#### Excerpted text:
** Start **

Friday, May 11, 2007

Invisible Disability

We were all at the dining table eating supper and somehow the topic of shopping came up.

Flare, my oldest (12 years old), is already showing signs of a sensitive but assertive personality. The kind that tells me she won't back down from a confrontation. (Unlike me, I try to avoid confrontations as much as I can. Yes, I am a wimp.)

We were talking about how people just go in all directions in the aisles. Something catches their eye and they leave their cart and walk across the aisle looking at something that either caught their eye or it was something they were looking for. Even I do that once in a while.

I was helping Angel find a pair of new gym shoes.

A couple wanted to get through and I was blocking them. The woman, talking to my back, said, "Excuse me." I didn't hear her.

The woman rolled her eyes behind my back and exclaimed, "Some people!" I didn't hear that either.

Flare whipped around and defended me. She raised her eyebrows and said, "My mom's hard-of-hearing. Got a problem with that?"

The woman was understandably shocked and embarrassed. She walked away with her husband.

I did not know she did this.

You just never know. If you ask someone to let you through in the store and a person seemingly ignores you, that person just might be hard-of-hearing or deaf. He or she isn't doing this on purpose. It's an invisible disability.

** End **

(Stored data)
** Start **

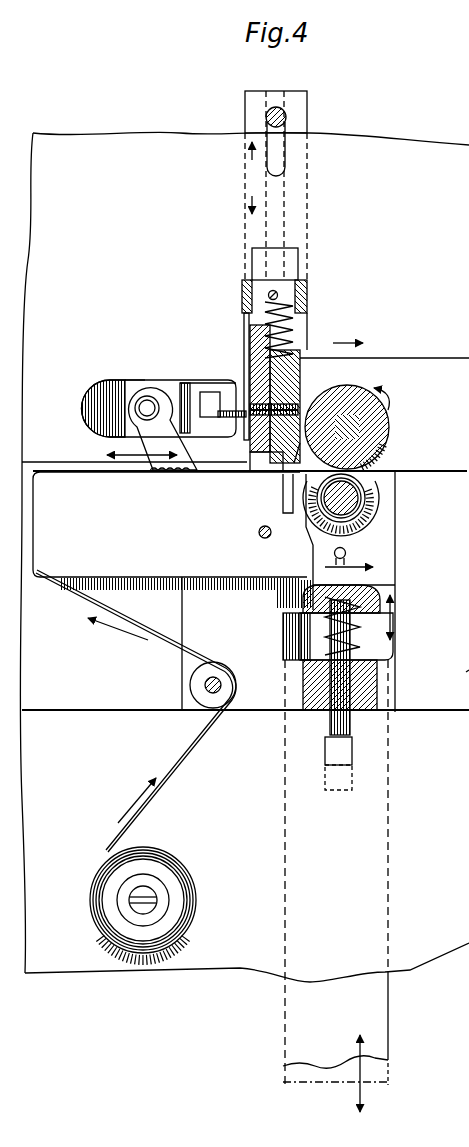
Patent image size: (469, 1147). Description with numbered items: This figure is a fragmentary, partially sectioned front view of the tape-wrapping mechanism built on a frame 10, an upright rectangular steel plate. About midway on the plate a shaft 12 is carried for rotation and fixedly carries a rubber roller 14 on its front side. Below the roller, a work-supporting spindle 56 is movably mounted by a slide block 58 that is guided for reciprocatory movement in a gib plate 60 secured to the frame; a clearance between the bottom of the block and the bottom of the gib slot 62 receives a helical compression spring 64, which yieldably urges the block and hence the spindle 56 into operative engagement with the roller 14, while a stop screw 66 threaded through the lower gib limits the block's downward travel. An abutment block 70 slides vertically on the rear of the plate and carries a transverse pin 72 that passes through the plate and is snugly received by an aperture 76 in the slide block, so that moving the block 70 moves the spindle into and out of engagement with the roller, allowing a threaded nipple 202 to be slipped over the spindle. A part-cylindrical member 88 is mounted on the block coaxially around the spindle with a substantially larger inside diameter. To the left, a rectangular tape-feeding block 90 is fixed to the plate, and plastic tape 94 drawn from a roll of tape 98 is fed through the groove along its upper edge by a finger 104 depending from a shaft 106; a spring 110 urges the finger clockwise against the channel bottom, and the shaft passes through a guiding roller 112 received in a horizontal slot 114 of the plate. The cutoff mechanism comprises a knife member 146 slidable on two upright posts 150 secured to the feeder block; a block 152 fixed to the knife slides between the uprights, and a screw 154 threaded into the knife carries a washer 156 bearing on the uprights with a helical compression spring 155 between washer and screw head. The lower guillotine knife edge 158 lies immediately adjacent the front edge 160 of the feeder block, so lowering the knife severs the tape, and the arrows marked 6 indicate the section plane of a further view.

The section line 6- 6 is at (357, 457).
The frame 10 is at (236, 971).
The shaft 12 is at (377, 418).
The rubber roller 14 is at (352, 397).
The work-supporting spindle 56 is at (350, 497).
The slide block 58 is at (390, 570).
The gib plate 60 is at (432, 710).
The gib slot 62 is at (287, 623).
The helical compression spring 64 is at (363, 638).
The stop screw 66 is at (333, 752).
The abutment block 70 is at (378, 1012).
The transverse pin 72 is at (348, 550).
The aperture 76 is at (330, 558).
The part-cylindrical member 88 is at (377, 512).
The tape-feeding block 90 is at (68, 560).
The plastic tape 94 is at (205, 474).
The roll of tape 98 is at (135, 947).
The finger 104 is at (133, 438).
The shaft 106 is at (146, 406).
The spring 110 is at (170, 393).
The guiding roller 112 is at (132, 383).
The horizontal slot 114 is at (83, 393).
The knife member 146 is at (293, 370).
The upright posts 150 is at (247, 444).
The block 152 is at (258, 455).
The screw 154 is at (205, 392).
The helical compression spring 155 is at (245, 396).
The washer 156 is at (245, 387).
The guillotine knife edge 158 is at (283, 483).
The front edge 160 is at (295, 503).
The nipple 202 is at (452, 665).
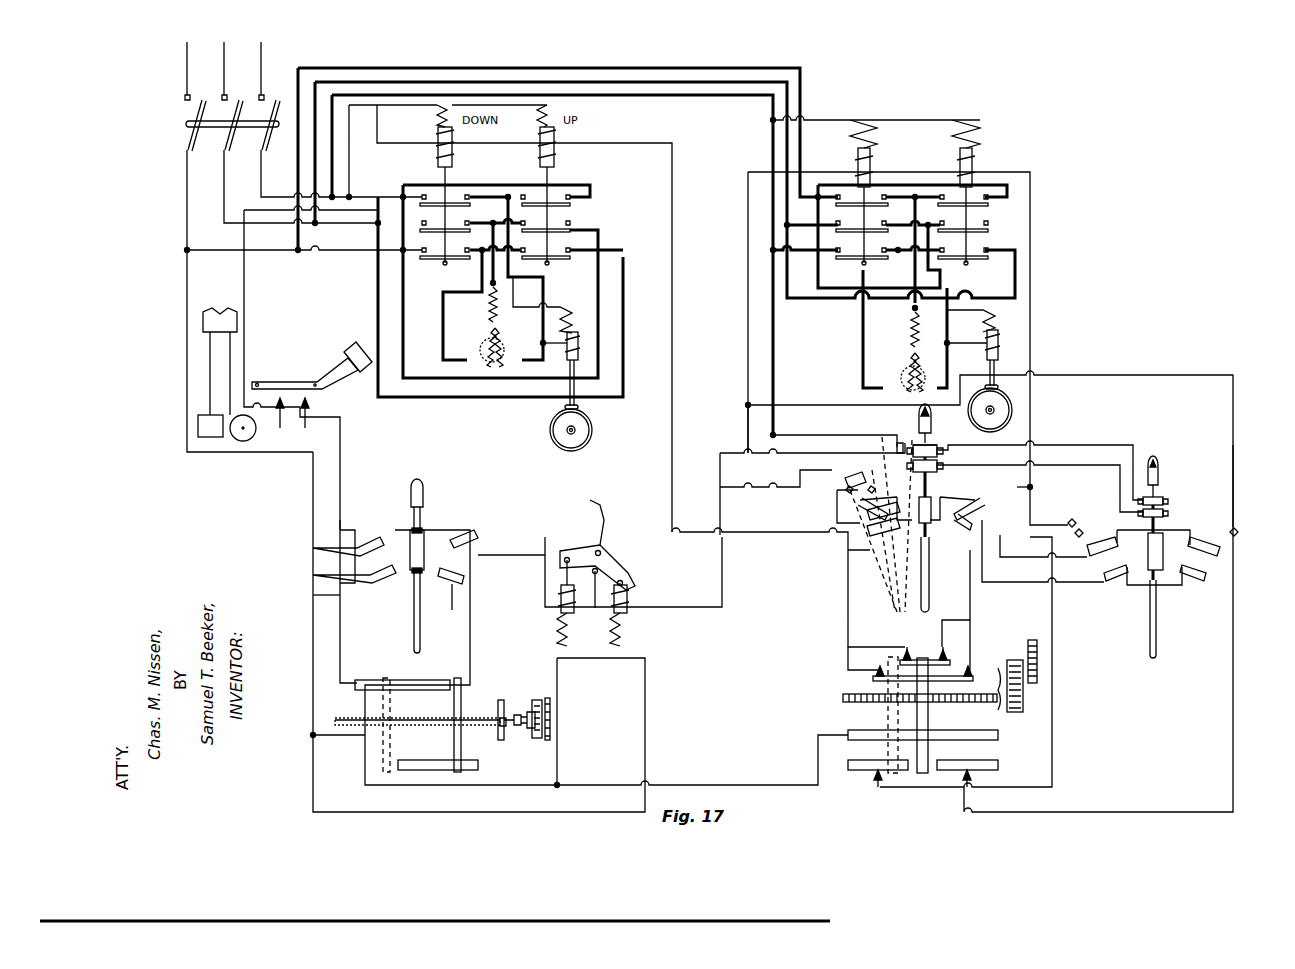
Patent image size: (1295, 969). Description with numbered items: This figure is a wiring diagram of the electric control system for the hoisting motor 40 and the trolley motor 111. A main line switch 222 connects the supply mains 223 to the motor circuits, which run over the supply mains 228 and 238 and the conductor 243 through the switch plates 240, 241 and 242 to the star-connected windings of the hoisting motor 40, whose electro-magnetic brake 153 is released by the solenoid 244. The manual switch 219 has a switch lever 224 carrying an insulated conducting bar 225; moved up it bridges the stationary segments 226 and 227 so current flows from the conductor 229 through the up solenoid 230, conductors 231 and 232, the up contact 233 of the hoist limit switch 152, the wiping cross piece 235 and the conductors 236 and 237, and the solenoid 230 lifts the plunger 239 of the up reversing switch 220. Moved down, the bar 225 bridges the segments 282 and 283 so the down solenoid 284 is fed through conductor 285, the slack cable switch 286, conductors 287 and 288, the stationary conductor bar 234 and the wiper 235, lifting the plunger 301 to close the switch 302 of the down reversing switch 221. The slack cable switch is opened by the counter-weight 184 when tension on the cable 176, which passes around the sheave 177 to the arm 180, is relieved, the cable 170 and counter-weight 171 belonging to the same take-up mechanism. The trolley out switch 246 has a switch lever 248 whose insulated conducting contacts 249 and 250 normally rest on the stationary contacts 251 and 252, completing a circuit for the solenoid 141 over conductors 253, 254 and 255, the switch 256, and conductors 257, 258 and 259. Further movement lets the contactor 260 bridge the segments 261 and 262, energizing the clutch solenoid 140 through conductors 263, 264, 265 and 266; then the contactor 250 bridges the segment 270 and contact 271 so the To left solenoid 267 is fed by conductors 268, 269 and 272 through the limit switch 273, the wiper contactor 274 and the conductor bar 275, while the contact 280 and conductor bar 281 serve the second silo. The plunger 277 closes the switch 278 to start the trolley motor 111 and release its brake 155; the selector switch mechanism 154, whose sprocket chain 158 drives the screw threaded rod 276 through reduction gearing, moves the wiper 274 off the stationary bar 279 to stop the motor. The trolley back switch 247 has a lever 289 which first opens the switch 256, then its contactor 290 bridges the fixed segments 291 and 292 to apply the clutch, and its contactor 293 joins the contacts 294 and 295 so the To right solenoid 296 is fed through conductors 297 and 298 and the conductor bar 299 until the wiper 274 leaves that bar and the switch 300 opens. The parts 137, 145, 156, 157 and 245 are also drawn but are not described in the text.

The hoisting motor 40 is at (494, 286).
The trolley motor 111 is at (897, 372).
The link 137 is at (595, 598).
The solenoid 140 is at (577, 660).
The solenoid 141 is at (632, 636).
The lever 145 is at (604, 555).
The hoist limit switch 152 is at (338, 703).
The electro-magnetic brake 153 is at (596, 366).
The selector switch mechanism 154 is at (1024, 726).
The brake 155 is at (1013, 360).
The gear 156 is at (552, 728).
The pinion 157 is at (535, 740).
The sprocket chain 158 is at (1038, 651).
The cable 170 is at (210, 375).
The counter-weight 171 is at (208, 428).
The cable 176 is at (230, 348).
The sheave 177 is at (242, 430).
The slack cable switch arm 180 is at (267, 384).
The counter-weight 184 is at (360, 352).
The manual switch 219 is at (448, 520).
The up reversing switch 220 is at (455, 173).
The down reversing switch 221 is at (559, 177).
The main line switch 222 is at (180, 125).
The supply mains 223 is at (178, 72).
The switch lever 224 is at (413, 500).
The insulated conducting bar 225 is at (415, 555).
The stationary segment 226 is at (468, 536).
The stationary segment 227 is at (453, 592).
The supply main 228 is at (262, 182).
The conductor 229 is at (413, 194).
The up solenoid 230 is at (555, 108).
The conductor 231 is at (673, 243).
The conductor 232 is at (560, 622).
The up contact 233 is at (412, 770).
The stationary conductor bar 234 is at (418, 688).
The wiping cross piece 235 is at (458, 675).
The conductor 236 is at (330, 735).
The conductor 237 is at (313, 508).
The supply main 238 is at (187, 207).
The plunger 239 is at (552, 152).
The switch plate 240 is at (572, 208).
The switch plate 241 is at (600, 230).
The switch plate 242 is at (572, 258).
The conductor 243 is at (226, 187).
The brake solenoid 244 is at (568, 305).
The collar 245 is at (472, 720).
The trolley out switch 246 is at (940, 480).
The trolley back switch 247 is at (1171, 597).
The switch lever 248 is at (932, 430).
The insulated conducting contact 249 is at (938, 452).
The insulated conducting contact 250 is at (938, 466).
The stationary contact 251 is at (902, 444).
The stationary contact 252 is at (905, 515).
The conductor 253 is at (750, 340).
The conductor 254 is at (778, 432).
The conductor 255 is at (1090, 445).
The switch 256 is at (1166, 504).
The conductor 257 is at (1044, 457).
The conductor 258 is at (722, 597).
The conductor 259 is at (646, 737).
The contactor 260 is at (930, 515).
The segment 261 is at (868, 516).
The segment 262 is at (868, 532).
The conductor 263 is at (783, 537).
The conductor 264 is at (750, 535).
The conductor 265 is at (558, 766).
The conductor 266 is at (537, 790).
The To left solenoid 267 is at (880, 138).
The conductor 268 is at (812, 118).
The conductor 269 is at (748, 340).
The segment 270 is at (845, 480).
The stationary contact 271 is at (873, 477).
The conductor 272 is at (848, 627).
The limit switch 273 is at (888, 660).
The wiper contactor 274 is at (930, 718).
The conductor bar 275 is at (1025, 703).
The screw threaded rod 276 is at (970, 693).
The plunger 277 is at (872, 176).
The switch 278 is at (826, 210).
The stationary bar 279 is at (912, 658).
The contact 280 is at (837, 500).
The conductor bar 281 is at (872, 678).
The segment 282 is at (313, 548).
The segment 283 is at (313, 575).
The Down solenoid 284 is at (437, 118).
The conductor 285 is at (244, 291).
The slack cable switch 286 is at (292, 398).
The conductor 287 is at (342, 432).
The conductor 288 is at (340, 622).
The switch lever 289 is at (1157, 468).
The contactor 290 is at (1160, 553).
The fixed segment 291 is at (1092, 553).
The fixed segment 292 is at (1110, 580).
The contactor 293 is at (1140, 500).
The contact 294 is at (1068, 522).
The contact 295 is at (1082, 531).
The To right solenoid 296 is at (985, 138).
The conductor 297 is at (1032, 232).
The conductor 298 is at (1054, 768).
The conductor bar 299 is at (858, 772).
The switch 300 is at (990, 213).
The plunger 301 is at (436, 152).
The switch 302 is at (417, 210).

** End **

#### Set of tasks:
1 - Repeat the part of the blog post about invisible disability that begins with the words "Flare, my oldest" and ends with "am a wimp.)".
2 - In the blog post about invisible disability, what was the writer helping Angel find?
3 - Continue the blog post about invisible disability from its last sentence.
The listing comes from a separate source, not from the blog post.

#### Outputs in order:
1 -
Flare, my oldest (12 years old), is already showing signs of a sensitive but assertive personality. The kind that tells me she won't back down from a confrontation. (Unlike me, I try to avoid confrontations as much as I can. Yes, I am a wimp.)

2 - A pair of new gym shoes.

3 -
Flare brought up another incident. I had no idea that it happened.

Apparently she told her dad about what happened at the store and he told her about the time when we were living in a duplex (upstairs).

There was a man with three sons (or was it four?) living downstairs.

I worked first shift. I always set my alarm at 4:30 a.m. That way I am up even if I didn't have to work overtime. My body stays conditioned to getting up early that way. (Now I only set it at 5:10 a.m.)

My alarm clock has a vibrator (what were you thinking!?! Get your mind out of the gutter!) that I stick between the mattresses under my pillow. It also causes my lamp to flash on and off, but that doesn't work for me. I am a heavy sleeper. I need the vibrator on. I can feel the noise. It's just that I am more sensitive to vibrations. (I know you are snickering.)

Anyway, after about a month after we moved upstairs, the man living downstairs approached my ex and says, "Your wife's alarm clock wakes up the whole house! Is she deaf or something?"

He responded, "Yes, she is."

It was never discussed again.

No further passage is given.